- _EXERCISE_
Select the lines that contain "Rewrite" and copy each of them.

- _RAW RECORDS_
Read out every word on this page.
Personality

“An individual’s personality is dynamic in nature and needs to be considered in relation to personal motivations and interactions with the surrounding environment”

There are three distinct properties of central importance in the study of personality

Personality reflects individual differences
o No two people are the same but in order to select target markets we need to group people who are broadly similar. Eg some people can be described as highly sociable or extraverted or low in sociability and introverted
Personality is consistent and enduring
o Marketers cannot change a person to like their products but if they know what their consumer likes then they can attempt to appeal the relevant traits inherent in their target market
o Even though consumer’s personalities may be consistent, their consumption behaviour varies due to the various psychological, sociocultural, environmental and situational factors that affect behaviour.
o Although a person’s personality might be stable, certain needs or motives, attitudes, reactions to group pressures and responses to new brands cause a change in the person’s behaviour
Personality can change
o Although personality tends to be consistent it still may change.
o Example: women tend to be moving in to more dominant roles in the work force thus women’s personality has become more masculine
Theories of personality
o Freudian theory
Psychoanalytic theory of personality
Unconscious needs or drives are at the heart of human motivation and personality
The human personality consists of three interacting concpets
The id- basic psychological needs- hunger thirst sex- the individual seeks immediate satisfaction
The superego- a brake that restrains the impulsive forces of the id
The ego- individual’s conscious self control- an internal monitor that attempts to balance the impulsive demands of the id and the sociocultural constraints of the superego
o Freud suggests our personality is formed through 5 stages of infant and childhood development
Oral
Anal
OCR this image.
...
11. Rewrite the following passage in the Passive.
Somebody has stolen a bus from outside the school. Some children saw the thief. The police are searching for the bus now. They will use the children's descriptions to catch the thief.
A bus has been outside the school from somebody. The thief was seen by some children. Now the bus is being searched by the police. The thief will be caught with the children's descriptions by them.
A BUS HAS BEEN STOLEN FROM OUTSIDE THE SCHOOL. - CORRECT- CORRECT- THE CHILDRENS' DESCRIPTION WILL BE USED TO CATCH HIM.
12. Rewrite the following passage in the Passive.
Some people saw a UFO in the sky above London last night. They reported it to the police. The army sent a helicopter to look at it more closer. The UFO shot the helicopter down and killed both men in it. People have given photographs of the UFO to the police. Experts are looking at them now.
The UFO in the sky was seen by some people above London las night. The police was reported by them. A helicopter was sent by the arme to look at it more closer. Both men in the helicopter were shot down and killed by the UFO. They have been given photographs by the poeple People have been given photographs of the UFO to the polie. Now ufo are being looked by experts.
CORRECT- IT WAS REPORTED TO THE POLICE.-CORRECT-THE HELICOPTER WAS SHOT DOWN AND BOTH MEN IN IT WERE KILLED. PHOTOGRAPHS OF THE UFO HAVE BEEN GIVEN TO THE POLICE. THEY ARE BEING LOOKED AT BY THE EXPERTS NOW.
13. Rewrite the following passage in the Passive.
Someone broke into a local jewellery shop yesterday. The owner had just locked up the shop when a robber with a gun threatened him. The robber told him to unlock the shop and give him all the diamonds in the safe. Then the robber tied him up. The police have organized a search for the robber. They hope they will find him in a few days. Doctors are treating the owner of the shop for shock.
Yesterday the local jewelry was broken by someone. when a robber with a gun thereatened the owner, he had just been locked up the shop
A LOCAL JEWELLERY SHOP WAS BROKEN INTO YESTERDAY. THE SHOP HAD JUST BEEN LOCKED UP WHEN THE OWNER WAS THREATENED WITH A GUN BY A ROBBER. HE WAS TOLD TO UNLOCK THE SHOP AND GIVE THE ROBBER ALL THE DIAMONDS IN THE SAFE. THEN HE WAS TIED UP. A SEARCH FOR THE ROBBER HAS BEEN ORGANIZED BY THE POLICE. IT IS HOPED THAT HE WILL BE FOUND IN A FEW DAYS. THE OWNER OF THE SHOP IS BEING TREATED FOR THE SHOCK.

- _ANSWER TO THIS TASK_
11. Rewrite the following passage in the Passive.
12. Rewrite the following passage in the Passive.
13. Rewrite the following passage in the Passive.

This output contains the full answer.